Copy out the listing that follows, exact in every word, and skip the images.

───── Provided information ─────

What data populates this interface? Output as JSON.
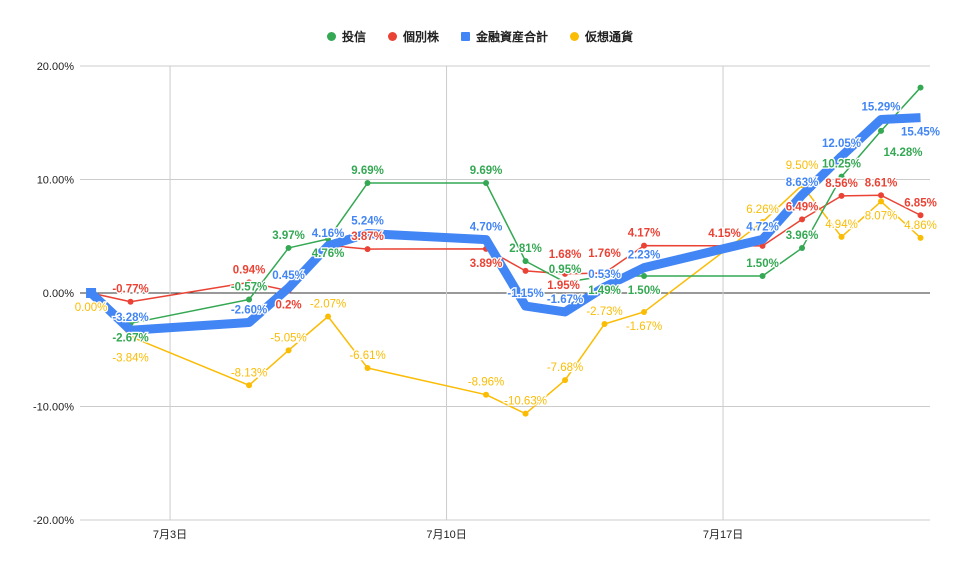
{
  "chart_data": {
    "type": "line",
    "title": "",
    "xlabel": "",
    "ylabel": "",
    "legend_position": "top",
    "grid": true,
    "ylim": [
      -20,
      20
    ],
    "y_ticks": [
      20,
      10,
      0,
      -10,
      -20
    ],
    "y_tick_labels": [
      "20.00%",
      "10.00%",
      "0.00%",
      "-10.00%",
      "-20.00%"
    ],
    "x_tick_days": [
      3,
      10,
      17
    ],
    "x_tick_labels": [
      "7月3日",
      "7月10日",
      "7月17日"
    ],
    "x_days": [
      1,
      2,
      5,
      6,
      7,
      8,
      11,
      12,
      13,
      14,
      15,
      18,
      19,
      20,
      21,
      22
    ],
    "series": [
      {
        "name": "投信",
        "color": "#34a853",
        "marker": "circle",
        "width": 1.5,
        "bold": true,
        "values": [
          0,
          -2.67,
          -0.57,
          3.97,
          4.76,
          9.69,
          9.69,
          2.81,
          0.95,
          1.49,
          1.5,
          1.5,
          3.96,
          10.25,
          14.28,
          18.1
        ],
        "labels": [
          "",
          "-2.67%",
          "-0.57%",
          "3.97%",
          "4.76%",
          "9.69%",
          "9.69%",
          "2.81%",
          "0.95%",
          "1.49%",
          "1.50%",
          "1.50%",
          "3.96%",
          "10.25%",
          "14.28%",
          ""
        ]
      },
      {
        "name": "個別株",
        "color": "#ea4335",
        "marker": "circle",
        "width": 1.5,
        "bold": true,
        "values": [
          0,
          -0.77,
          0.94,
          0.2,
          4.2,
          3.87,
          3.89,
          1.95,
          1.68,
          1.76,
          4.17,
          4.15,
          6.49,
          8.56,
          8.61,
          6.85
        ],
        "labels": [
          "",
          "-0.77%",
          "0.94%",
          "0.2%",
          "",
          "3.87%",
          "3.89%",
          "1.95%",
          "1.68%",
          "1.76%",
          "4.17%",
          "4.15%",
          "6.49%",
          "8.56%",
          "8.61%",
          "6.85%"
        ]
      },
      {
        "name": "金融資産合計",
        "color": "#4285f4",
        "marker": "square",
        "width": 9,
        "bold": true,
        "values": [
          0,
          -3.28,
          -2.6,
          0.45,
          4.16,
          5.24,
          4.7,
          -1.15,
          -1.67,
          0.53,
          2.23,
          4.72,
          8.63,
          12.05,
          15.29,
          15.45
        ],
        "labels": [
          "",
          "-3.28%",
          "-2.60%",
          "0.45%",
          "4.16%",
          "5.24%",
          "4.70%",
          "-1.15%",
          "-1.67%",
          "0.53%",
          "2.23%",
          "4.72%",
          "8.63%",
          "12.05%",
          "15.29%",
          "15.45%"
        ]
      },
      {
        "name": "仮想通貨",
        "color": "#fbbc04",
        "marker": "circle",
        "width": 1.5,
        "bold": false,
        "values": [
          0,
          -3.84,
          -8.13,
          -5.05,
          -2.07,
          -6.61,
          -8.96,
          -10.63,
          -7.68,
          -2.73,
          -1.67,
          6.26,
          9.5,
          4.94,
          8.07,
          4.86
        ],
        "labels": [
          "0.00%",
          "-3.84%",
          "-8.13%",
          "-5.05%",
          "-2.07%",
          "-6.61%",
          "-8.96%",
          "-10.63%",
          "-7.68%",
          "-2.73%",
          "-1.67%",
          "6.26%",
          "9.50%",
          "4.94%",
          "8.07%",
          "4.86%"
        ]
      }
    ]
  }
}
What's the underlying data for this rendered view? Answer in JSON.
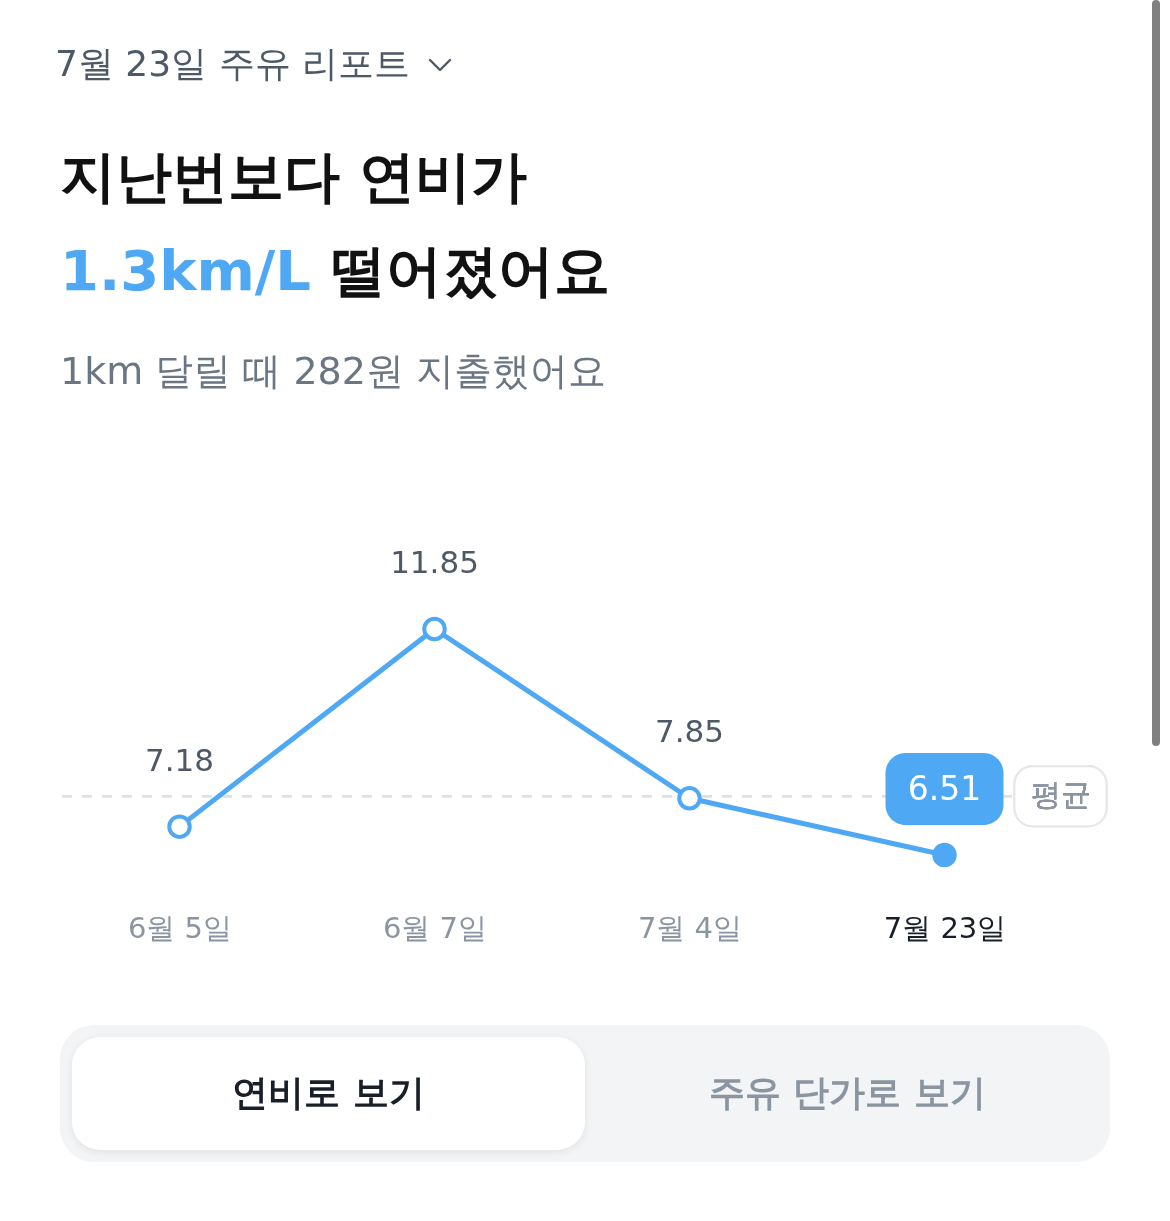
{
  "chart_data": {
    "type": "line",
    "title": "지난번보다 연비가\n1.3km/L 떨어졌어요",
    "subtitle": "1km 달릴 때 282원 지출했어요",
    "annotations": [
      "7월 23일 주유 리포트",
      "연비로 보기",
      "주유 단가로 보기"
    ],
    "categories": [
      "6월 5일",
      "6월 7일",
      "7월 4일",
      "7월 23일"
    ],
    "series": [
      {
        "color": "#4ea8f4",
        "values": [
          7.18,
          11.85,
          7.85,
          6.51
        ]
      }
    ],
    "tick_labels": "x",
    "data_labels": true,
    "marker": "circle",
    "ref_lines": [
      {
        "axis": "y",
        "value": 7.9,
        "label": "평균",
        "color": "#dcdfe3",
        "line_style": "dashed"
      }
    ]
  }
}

─────

Result:
What data populates this interface? Output as JSON.
{
  "chart_data": {
    "type": "line",
    "title": "",
    "xlabel": "",
    "ylabel": "",
    "legend_position": "top",
    "grid": true,
    "ylim": [
      -20,
      20
    ],
    "y_ticks": [
      20,
      10,
      0,
      -10,
      -20
    ],
    "y_tick_labels": [
      "20.00%",
      "10.00%",
      "0.00%",
      "-10.00%",
      "-20.00%"
    ],
    "x_tick_days": [
      3,
      10,
      17
    ],
    "x_tick_labels": [
      "7月3日",
      "7月10日",
      "7月17日"
    ],
    "x_days": [
      1,
      2,
      5,
      6,
      7,
      8,
      11,
      12,
      13,
      14,
      15,
      18,
      19,
      20,
      21,
      22
    ],
    "series": [
      {
        "name": "投信",
        "color": "#34a853",
        "marker": "circle",
        "width": 1.5,
        "bold": true,
        "values": [
          0,
          -2.67,
          -0.57,
          3.97,
          4.76,
          9.69,
          9.69,
          2.81,
          0.95,
          1.49,
          1.5,
          1.5,
          3.96,
          10.25,
          14.28,
          18.1
        ],
        "labels": [
          "",
          "-2.67%",
          "-0.57%",
          "3.97%",
          "4.76%",
          "9.69%",
          "9.69%",
          "2.81%",
          "0.95%",
          "1.49%",
          "1.50%",
          "1.50%",
          "3.96%",
          "10.25%",
          "14.28%",
          ""
        ]
      },
      {
        "name": "個別株",
        "color": "#ea4335",
        "marker": "circle",
        "width": 1.5,
        "bold": true,
        "values": [
          0,
          -0.77,
          0.94,
          0.2,
          4.2,
          3.87,
          3.89,
          1.95,
          1.68,
          1.76,
          4.17,
          4.15,
          6.49,
          8.56,
          8.61,
          6.85
        ],
        "labels": [
          "",
          "-0.77%",
          "0.94%",
          "0.2%",
          "",
          "3.87%",
          "3.89%",
          "1.95%",
          "1.68%",
          "1.76%",
          "4.17%",
          "4.15%",
          "6.49%",
          "8.56%",
          "8.61%",
          "6.85%"
        ]
      },
      {
        "name": "金融資産合計",
        "color": "#4285f4",
        "marker": "square",
        "width": 9,
        "bold": true,
        "values": [
          0,
          -3.28,
          -2.6,
          0.45,
          4.16,
          5.24,
          4.7,
          -1.15,
          -1.67,
          0.53,
          2.23,
          4.72,
          8.63,
          12.05,
          15.29,
          15.45
        ],
        "labels": [
          "",
          "-3.28%",
          "-2.60%",
          "0.45%",
          "4.16%",
          "5.24%",
          "4.70%",
          "-1.15%",
          "-1.67%",
          "0.53%",
          "2.23%",
          "4.72%",
          "8.63%",
          "12.05%",
          "15.29%",
          "15.45%"
        ]
      },
      {
        "name": "仮想通貨",
        "color": "#fbbc04",
        "marker": "circle",
        "width": 1.5,
        "bold": false,
        "values": [
          0,
          -3.84,
          -8.13,
          -5.05,
          -2.07,
          -6.61,
          -8.96,
          -10.63,
          -7.68,
          -2.73,
          -1.67,
          6.26,
          9.5,
          4.94,
          8.07,
          4.86
        ],
        "labels": [
          "0.00%",
          "-3.84%",
          "-8.13%",
          "-5.05%",
          "-2.07%",
          "-6.61%",
          "-8.96%",
          "-10.63%",
          "-7.68%",
          "-2.73%",
          "-1.67%",
          "6.26%",
          "9.50%",
          "4.94%",
          "8.07%",
          "4.86%"
        ]
      }
    ]
  }
}
What's the underlying data for this rendered view? Answer in JSON.
{
  "chart_data": {
    "type": "line",
    "title": "지난번보다 연비가\n1.3km/L 떨어졌어요",
    "subtitle": "1km 달릴 때 282원 지출했어요",
    "annotations": [
      "7월 23일 주유 리포트",
      "연비로 보기",
      "주유 단가로 보기"
    ],
    "categories": [
      "6월 5일",
      "6월 7일",
      "7월 4일",
      "7월 23일"
    ],
    "series": [
      {
        "color": "#4ea8f4",
        "values": [
          7.18,
          11.85,
          7.85,
          6.51
        ]
      }
    ],
    "tick_labels": "x",
    "data_labels": true,
    "marker": "circle",
    "ref_lines": [
      {
        "axis": "y",
        "value": 7.9,
        "label": "평균",
        "color": "#dcdfe3",
        "line_style": "dashed"
      }
    ]
  }
}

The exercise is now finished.